> _WRITTEN INSTRUCTION_: Show only lines that include "канала".

> _DATASET ENTRIES_:
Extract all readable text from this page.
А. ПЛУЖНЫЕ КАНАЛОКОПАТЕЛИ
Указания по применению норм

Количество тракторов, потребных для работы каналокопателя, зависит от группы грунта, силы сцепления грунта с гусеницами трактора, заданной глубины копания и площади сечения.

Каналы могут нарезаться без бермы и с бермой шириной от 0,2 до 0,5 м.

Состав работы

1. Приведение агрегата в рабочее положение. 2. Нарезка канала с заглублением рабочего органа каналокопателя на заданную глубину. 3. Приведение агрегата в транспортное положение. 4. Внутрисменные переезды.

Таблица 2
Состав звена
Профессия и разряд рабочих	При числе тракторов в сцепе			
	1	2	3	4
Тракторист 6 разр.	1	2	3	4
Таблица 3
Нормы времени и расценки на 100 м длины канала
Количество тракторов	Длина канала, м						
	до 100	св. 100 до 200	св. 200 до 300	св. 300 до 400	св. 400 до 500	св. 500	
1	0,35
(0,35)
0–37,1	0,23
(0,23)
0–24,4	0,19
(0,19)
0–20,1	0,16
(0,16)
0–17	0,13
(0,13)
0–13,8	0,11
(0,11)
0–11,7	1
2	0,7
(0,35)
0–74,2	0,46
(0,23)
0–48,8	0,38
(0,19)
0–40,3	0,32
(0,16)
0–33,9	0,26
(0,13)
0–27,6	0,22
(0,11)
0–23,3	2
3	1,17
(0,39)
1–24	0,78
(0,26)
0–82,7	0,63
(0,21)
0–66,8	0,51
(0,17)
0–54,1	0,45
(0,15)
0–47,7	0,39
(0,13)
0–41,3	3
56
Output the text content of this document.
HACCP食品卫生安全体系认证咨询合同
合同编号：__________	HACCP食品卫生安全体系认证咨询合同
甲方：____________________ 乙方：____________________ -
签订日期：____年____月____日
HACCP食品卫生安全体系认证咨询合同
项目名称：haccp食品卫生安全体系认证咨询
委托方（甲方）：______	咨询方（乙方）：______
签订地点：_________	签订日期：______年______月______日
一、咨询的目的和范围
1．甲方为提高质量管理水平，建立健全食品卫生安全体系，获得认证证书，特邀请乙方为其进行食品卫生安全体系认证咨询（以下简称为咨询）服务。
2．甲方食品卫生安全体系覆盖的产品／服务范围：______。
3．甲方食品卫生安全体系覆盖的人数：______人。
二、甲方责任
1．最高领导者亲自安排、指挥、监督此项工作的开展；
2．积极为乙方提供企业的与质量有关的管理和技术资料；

> _RESPONSE BELOW_:
1. Приведение агрегата в рабочее положение. 2. Нарезка канала с заглублением рабочего органа каналокопателя на заданную глубину. 3. Приведение агрегата в транспортное положение. 4. Внутрисменные переезды.
Нормы времени и расценки на 100 м длины канала
Количество тракторов	Длина канала, м						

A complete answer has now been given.